STATED EXERCISE:
Identify the lines that contain the word "Dept", then copy them.

SOURCE DATA:
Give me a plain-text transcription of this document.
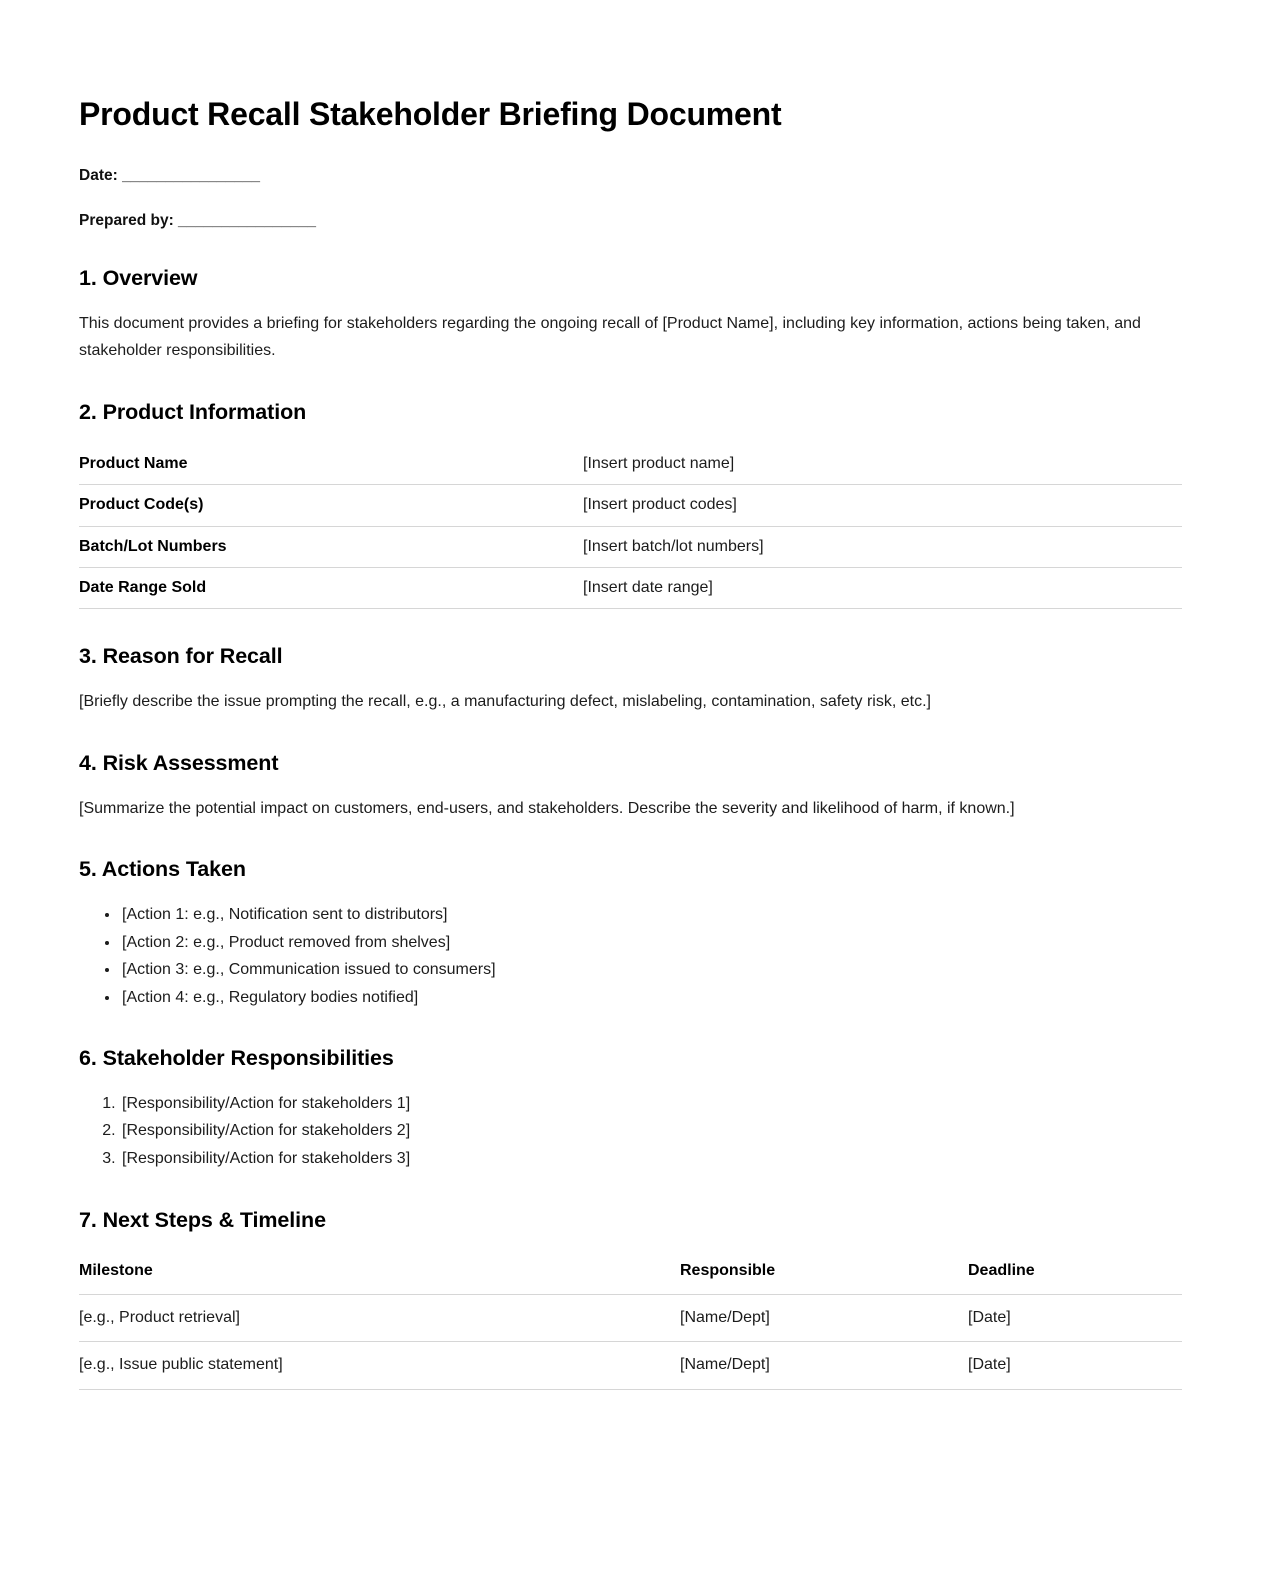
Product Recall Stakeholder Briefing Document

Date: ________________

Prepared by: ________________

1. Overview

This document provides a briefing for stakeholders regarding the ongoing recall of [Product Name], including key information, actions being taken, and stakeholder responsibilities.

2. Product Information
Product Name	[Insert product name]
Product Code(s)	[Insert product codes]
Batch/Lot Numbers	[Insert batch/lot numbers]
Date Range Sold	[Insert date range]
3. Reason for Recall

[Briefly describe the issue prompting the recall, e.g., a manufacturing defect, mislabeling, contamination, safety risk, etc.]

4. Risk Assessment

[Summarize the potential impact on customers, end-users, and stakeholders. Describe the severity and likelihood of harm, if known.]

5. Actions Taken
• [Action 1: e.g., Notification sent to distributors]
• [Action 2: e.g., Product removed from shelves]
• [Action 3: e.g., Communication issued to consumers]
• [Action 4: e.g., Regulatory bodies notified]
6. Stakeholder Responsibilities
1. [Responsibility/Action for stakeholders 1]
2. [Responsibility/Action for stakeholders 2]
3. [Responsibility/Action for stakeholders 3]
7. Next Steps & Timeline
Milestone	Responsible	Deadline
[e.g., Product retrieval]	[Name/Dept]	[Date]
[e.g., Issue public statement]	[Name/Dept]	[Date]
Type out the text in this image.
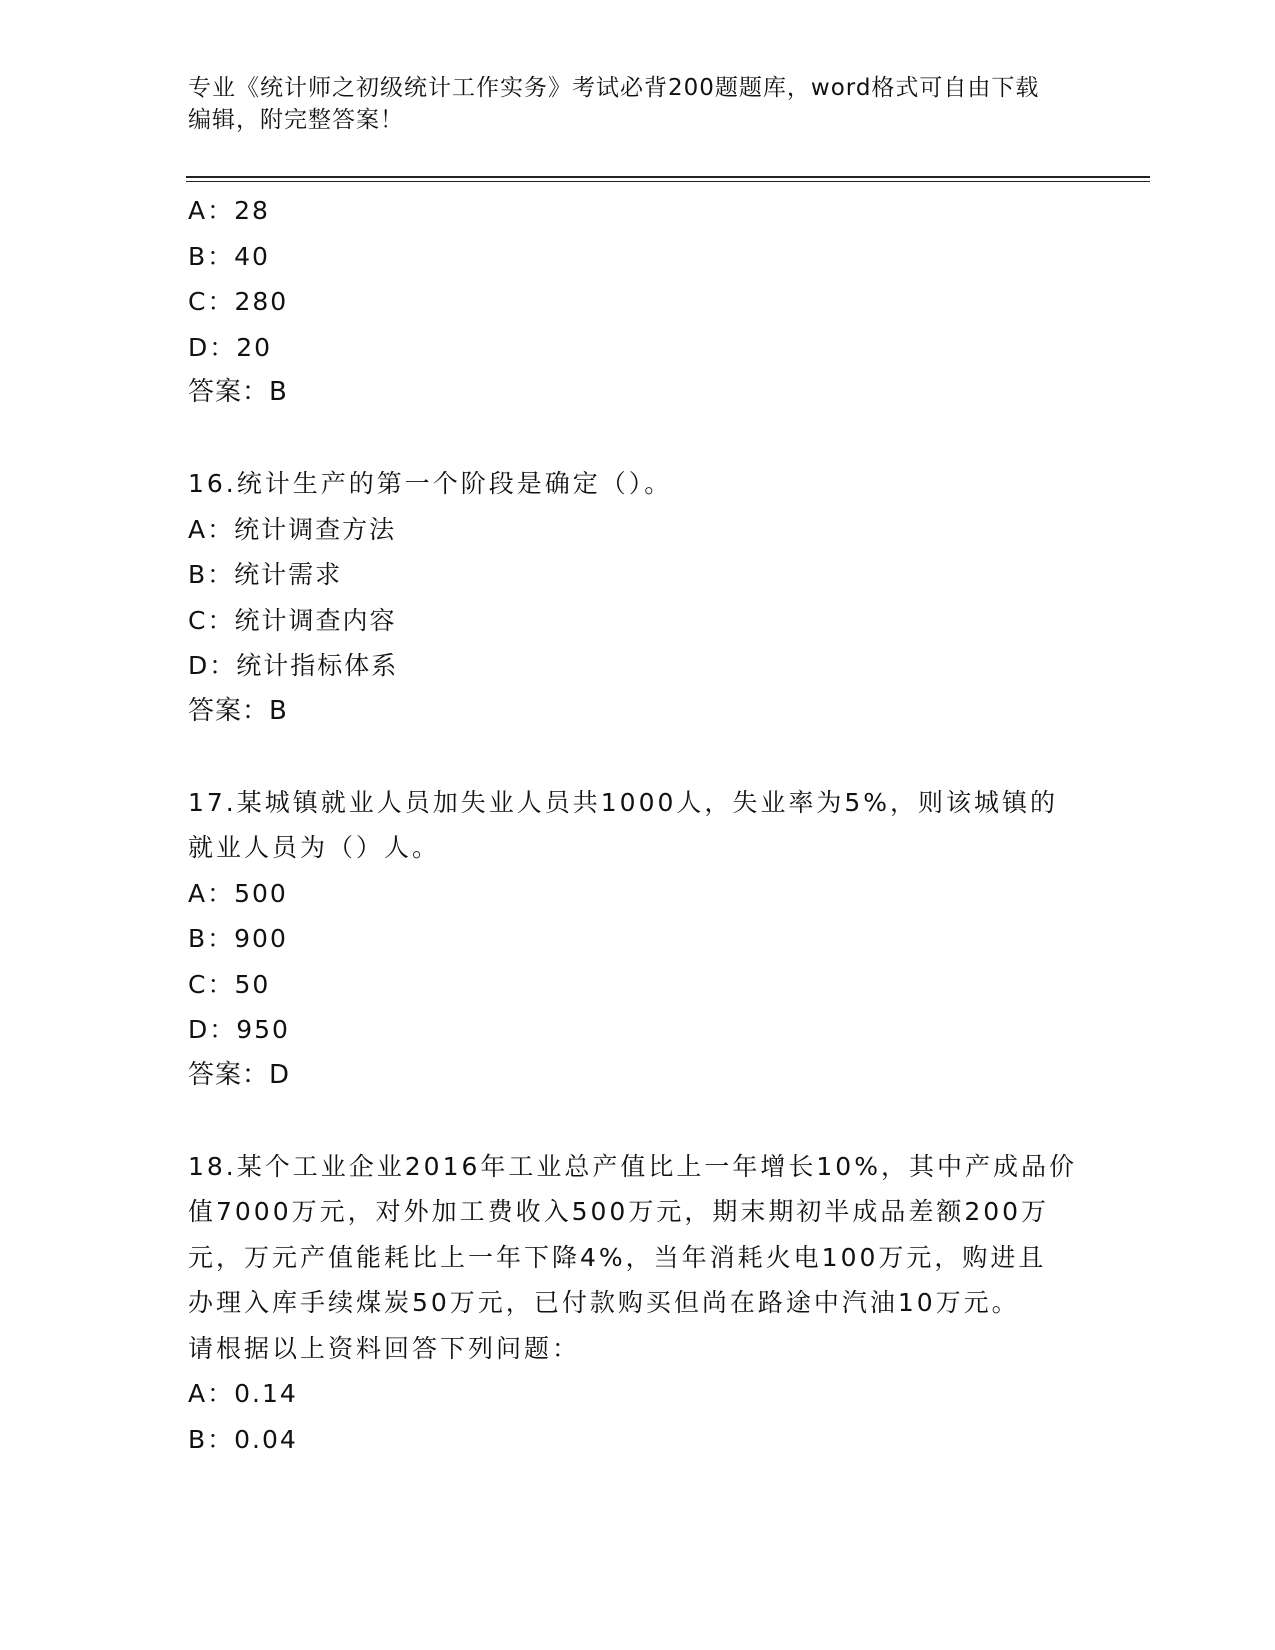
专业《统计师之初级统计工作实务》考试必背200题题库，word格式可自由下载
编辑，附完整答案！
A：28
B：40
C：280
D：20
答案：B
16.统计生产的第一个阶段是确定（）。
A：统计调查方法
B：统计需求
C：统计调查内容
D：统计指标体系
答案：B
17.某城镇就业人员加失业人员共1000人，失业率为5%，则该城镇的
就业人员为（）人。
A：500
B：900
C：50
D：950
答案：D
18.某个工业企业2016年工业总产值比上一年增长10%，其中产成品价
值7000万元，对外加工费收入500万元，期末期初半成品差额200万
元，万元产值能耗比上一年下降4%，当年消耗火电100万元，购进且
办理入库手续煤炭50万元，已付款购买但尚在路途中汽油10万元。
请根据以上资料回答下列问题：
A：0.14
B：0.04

COMPLETED EXERCISE:
[e.g., Product retrieval]	[Name/Dept]	[Date]
[e.g., Issue public statement]	[Name/Dept]	[Date]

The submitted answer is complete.